Stated task:
Pull out every line below containing the word "resources".
⁂
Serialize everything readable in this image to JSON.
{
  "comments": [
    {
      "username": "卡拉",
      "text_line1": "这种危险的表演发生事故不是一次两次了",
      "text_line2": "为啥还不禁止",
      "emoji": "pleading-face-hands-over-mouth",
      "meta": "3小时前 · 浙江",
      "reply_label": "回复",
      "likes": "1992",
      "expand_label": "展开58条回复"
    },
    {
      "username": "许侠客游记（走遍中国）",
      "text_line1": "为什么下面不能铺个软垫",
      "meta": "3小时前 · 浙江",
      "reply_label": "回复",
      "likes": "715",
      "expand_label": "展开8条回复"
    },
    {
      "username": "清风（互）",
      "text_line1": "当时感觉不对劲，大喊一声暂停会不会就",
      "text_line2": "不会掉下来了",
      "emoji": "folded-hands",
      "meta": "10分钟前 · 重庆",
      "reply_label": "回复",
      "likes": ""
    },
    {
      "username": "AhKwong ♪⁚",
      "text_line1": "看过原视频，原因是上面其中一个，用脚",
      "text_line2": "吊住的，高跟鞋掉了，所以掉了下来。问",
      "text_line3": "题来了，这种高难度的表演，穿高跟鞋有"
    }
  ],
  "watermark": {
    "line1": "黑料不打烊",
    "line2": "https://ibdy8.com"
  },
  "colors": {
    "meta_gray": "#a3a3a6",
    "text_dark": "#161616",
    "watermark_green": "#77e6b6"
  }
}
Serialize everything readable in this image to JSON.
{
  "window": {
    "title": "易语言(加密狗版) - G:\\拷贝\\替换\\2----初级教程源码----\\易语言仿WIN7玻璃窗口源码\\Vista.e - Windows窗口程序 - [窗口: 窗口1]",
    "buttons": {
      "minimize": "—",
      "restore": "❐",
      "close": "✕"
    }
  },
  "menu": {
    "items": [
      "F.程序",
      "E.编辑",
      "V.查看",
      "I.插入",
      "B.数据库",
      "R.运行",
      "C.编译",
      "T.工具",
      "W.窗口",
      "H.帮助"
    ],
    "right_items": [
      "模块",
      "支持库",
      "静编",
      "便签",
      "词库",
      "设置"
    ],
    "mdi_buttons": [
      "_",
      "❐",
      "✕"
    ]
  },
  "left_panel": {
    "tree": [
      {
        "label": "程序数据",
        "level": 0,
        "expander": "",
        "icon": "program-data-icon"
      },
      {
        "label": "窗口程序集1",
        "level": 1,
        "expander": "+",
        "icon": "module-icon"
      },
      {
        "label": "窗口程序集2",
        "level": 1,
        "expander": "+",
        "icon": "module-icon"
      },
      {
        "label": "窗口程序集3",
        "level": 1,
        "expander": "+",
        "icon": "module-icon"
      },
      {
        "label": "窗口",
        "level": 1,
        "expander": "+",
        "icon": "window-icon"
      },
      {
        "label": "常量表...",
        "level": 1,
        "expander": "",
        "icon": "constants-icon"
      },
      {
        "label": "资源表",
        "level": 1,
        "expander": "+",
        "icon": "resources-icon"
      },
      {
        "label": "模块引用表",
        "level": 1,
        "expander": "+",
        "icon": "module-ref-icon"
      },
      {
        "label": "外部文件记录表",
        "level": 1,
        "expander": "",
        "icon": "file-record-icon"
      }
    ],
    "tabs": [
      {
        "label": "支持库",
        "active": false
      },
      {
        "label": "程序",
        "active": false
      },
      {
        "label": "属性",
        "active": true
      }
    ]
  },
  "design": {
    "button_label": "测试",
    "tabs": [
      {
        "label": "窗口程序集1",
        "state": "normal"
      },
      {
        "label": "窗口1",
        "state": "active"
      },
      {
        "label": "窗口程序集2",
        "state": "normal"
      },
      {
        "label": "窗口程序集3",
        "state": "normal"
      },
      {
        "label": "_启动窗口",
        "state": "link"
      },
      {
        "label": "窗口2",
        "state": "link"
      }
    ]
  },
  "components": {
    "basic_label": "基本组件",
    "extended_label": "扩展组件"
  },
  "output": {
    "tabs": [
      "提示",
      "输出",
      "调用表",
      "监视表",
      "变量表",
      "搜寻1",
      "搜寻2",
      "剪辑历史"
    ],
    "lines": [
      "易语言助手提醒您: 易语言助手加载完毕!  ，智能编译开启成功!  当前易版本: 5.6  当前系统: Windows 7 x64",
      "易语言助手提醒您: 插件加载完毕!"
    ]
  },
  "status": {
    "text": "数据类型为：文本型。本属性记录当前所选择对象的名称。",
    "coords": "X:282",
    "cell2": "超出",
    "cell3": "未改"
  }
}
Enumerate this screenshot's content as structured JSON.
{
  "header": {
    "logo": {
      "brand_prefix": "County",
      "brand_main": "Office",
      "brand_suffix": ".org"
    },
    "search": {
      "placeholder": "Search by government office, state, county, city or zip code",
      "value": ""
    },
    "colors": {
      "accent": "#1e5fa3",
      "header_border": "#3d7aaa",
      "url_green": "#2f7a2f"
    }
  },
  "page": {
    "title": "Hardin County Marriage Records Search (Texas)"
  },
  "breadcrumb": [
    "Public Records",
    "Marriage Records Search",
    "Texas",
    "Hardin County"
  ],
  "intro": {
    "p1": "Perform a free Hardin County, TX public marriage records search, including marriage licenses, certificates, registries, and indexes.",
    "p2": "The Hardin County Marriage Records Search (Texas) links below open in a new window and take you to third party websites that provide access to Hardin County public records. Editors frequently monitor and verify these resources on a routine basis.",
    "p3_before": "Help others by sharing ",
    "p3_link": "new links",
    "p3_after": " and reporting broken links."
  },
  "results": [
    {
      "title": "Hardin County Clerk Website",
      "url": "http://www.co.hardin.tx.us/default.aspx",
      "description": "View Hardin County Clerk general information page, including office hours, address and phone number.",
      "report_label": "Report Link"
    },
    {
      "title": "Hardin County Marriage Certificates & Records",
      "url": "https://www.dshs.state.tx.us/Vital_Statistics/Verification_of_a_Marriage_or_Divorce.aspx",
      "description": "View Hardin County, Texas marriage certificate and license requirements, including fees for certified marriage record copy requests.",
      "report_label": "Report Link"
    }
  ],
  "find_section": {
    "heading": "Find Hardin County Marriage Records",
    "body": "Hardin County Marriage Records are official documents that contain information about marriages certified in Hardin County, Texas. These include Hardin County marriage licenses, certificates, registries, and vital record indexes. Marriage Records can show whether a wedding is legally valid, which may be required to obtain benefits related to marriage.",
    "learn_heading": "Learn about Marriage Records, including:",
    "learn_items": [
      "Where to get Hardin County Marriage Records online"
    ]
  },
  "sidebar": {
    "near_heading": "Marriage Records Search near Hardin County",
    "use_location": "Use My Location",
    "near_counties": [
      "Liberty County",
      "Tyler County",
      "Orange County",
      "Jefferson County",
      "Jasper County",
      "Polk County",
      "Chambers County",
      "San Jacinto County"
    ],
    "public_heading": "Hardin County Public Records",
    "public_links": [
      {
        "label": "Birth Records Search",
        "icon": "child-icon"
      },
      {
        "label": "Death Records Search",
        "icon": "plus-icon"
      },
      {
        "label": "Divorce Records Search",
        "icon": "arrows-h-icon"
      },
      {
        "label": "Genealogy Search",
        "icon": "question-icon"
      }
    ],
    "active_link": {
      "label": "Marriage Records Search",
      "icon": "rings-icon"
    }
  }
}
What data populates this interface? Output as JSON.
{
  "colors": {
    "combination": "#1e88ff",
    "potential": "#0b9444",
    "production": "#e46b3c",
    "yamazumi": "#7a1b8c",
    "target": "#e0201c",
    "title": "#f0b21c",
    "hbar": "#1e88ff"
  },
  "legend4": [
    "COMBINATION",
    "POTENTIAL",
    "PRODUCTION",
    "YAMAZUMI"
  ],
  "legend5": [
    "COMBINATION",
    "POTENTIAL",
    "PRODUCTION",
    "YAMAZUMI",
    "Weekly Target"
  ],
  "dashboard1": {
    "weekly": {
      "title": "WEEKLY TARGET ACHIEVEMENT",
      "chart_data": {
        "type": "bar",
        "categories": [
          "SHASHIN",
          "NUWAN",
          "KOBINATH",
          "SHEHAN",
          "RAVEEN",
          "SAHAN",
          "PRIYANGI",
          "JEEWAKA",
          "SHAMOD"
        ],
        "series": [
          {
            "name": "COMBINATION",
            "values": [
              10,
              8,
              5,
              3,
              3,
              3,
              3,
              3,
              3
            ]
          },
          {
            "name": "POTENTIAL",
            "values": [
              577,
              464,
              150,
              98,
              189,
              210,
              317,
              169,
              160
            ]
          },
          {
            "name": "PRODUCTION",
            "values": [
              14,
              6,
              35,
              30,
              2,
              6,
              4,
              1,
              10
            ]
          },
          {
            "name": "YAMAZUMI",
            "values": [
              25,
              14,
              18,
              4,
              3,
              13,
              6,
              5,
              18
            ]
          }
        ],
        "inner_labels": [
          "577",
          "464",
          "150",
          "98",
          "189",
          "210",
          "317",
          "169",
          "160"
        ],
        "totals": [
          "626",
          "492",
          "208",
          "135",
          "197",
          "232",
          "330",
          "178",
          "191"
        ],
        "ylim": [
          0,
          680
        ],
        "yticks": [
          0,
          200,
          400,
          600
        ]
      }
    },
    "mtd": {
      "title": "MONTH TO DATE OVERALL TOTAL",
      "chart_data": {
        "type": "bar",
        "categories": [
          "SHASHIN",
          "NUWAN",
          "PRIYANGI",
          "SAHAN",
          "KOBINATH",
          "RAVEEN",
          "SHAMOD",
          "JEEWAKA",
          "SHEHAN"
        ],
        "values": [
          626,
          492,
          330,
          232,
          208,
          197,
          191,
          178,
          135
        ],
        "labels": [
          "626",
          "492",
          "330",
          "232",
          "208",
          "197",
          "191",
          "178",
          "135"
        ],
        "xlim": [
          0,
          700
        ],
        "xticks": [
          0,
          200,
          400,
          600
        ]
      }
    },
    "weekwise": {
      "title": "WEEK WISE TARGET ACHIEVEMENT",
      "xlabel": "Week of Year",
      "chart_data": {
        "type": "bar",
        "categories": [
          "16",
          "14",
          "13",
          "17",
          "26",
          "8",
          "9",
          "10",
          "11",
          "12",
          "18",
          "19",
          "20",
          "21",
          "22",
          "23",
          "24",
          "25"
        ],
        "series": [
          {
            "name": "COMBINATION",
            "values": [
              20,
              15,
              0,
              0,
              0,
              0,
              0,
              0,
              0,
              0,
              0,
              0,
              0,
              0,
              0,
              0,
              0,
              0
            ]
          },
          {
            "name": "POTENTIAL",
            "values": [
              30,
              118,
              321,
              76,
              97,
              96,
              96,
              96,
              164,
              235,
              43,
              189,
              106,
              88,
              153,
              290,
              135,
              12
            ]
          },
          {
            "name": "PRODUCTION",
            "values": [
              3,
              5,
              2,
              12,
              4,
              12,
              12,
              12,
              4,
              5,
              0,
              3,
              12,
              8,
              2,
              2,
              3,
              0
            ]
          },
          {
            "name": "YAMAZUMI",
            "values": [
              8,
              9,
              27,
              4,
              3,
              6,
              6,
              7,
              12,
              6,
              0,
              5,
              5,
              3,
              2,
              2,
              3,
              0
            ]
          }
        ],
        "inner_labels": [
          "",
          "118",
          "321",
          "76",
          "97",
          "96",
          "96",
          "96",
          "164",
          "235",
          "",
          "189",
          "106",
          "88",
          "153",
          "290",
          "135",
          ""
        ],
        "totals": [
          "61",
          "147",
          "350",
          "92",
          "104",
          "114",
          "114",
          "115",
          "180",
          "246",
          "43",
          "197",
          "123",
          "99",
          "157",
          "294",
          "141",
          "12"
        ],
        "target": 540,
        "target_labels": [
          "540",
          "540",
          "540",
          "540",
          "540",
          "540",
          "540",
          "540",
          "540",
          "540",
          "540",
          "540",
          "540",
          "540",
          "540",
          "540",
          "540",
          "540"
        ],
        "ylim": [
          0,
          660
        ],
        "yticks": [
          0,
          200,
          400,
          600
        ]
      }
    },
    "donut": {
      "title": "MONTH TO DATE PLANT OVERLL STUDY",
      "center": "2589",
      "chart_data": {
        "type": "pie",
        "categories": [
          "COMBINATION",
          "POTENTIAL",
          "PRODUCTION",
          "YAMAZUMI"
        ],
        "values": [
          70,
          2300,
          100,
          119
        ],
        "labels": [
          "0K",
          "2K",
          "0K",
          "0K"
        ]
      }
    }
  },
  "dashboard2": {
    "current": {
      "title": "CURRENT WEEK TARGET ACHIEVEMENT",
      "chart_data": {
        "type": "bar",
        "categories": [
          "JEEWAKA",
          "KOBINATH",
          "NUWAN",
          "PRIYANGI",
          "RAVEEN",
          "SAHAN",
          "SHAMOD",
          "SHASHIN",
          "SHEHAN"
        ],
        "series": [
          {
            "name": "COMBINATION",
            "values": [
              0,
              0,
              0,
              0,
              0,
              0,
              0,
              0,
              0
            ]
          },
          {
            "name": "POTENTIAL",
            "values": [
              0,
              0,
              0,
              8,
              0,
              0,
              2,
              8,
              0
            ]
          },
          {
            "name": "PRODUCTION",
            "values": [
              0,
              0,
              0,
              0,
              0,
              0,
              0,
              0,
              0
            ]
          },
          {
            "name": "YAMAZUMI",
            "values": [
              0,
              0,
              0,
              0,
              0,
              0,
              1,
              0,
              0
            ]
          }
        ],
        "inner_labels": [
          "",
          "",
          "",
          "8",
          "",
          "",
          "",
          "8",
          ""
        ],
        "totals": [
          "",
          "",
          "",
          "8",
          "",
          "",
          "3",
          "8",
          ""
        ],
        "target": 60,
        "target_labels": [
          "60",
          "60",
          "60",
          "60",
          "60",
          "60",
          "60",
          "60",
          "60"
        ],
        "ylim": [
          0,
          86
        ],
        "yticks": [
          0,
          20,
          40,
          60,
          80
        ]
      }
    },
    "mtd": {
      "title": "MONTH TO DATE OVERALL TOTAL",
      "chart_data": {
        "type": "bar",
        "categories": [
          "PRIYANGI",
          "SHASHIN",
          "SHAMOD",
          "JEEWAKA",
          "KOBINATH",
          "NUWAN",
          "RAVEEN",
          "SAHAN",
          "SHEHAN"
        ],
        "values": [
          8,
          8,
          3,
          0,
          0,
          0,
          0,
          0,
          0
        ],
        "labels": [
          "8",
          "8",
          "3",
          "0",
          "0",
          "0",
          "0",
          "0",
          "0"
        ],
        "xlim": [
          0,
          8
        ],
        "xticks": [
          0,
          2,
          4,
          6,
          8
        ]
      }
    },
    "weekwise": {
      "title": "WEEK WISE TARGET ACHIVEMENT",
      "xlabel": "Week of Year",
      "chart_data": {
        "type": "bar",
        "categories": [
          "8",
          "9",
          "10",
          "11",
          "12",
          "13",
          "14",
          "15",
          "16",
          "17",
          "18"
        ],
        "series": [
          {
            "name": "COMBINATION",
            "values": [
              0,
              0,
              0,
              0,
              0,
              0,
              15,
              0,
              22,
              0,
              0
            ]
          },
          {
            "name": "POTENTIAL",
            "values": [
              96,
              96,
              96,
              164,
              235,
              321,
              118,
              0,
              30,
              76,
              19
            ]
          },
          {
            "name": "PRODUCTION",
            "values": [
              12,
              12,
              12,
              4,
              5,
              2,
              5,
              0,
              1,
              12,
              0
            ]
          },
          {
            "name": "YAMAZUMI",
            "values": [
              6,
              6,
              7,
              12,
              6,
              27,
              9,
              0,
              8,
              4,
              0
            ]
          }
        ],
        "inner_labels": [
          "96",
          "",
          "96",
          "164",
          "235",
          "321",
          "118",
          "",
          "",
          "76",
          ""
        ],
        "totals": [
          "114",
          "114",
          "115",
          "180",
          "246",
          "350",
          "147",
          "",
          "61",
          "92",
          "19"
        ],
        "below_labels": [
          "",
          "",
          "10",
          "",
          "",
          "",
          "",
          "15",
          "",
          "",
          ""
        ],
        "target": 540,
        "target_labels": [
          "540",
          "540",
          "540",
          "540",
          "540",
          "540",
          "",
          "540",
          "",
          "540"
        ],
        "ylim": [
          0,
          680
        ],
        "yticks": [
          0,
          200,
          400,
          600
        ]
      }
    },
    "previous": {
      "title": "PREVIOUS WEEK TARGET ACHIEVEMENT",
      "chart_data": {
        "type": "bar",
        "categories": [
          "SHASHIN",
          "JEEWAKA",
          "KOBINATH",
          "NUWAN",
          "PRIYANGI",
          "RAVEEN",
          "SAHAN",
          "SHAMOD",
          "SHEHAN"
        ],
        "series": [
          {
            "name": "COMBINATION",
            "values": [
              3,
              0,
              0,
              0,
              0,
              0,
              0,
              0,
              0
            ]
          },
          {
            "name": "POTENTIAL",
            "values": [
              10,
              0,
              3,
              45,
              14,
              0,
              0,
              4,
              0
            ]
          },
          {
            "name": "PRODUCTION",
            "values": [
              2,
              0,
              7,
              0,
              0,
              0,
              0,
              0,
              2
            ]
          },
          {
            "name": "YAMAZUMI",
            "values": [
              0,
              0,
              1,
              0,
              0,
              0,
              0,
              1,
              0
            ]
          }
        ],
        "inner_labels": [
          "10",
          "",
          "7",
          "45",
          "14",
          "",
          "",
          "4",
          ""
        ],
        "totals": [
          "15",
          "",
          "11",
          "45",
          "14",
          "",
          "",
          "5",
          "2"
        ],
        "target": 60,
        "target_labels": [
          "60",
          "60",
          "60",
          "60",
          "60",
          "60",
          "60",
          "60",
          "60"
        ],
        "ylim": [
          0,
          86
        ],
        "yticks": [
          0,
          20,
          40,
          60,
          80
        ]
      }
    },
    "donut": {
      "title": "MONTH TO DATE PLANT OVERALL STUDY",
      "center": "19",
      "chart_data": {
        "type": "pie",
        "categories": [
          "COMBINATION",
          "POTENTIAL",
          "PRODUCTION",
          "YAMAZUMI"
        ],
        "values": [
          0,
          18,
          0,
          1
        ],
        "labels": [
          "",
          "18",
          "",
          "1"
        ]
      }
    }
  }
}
⁂
The solution:
        "icon": "resources-icon"
    "p2": "The Hardin County Marriage Records Search (Texas) links below open in a new window and take you to third party websites that provide access to Hardin County public records. Editors frequently monitor and verify these resources on a routine basis.",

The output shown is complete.